= SET EXERCISE =
In the entries below, find every line with "圧力調整範囲" and copy it.

= SUPPLIED INFORMATION =
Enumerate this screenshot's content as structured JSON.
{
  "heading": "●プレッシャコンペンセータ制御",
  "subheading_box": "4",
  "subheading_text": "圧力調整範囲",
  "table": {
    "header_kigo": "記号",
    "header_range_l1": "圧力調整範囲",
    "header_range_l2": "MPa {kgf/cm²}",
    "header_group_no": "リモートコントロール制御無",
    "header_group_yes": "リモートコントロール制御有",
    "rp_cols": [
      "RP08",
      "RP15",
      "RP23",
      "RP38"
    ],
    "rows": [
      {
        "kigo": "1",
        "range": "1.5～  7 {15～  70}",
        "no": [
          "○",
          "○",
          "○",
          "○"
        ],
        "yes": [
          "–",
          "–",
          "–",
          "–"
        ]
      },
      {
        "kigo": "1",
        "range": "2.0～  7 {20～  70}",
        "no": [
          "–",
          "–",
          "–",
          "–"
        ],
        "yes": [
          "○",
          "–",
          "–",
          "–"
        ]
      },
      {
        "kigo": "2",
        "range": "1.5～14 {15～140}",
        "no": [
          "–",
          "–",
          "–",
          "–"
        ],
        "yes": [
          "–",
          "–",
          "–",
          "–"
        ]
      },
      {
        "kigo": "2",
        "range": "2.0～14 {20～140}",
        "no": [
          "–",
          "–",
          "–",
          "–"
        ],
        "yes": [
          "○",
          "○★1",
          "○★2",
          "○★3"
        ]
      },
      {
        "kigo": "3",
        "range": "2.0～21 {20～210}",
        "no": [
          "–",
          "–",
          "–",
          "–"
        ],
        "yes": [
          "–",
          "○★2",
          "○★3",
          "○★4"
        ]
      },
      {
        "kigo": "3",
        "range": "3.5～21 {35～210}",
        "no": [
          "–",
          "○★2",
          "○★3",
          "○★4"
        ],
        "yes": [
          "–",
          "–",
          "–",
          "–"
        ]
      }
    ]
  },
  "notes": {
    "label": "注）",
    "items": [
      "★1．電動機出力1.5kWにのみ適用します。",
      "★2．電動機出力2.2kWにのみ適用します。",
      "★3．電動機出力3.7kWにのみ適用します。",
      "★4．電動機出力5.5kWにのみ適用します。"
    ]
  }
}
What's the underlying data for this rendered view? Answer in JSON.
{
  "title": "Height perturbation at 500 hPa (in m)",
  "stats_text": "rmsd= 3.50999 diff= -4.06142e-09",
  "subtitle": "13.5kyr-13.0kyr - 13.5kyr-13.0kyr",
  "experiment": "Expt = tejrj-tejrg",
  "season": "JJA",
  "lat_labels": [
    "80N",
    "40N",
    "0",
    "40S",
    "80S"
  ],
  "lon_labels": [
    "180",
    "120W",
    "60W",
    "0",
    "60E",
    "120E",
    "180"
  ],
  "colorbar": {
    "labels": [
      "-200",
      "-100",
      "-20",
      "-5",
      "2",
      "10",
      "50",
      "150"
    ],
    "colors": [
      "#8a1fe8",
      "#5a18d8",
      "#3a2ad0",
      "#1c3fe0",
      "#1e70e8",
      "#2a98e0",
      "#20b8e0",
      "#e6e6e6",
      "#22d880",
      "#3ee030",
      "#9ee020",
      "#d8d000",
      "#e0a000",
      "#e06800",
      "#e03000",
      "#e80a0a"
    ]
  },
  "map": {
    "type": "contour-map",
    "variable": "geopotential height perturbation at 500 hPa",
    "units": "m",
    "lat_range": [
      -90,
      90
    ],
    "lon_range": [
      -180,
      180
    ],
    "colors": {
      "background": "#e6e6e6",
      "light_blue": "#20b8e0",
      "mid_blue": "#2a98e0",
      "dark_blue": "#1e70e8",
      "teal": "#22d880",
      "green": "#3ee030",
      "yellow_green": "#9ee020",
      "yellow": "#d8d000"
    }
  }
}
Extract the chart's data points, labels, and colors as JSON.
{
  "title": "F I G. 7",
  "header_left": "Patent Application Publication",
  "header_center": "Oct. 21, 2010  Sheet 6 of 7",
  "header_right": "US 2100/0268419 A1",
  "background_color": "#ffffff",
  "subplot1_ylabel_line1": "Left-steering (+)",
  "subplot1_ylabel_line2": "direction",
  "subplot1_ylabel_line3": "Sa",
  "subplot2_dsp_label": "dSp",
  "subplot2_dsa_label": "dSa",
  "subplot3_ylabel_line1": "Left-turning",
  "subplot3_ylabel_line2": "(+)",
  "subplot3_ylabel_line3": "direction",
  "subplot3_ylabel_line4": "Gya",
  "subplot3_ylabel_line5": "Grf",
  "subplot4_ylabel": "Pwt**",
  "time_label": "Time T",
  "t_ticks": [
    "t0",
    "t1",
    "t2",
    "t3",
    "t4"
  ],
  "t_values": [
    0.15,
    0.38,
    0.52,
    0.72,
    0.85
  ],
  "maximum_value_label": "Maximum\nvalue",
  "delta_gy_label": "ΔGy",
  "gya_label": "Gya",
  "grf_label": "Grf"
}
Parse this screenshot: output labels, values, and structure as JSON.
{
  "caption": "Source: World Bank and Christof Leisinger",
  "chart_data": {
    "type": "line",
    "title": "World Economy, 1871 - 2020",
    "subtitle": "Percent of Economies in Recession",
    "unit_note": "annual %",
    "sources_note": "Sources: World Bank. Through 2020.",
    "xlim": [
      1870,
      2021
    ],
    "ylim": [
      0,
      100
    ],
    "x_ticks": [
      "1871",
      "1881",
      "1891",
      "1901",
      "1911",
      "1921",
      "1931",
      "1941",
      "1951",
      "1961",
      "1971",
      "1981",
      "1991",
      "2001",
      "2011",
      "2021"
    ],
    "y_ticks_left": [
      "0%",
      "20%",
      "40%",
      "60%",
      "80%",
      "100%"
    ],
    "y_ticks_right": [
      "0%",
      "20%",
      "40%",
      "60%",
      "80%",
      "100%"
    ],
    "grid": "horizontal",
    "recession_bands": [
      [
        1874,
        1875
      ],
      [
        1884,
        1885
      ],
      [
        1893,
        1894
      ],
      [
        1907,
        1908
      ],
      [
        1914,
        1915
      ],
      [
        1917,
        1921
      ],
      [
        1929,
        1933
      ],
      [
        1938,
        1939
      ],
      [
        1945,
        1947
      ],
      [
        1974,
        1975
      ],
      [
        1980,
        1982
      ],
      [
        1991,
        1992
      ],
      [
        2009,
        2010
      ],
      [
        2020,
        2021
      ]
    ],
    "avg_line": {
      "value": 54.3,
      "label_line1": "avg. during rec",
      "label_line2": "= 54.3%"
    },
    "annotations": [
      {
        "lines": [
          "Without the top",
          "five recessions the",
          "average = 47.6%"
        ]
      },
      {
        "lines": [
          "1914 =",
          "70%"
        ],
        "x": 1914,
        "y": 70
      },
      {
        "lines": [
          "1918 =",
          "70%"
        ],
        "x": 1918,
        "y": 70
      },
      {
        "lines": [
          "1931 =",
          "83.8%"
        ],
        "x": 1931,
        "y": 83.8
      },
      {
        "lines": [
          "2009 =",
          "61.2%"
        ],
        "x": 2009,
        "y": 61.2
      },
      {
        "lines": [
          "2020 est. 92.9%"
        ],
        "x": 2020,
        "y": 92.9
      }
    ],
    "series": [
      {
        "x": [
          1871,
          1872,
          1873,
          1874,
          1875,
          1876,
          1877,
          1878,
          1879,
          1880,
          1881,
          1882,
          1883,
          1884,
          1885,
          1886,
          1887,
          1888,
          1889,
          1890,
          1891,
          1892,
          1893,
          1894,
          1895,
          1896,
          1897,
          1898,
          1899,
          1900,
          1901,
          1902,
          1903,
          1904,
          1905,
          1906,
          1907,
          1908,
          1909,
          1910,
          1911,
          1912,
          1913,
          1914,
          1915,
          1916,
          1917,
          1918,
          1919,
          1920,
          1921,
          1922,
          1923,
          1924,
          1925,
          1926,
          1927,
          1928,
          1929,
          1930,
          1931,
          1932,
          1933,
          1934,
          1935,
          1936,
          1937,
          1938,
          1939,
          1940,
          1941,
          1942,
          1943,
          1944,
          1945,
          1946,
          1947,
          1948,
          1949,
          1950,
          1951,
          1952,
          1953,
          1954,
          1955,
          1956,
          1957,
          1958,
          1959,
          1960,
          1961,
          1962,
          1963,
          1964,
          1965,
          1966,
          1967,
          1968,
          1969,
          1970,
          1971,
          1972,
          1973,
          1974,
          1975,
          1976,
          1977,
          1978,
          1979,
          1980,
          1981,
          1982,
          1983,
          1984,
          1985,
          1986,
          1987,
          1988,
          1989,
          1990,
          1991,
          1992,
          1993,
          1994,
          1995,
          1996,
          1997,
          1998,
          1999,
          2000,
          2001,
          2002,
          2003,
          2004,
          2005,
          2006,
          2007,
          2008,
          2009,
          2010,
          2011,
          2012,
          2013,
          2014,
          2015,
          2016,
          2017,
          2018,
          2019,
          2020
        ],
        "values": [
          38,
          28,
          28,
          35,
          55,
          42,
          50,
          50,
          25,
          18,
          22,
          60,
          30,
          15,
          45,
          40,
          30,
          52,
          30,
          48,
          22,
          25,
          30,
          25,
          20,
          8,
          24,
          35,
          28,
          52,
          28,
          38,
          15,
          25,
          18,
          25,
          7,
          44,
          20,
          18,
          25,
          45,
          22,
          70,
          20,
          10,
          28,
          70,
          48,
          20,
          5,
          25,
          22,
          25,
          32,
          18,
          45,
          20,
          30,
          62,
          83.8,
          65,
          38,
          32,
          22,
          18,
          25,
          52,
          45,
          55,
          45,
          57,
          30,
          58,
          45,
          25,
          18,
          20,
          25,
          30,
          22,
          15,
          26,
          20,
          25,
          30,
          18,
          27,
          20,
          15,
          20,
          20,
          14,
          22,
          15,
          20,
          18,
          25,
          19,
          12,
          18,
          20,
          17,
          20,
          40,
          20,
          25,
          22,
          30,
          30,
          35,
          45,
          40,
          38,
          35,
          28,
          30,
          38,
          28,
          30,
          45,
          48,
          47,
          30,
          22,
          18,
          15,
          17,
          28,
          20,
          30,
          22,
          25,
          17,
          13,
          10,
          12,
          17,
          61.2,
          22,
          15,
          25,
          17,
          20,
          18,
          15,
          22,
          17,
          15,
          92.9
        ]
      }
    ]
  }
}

= OUTPUT FOR THIS TASK =
  "subheading_text": "圧力調整範囲",
    "header_range_l1": "圧力調整範囲",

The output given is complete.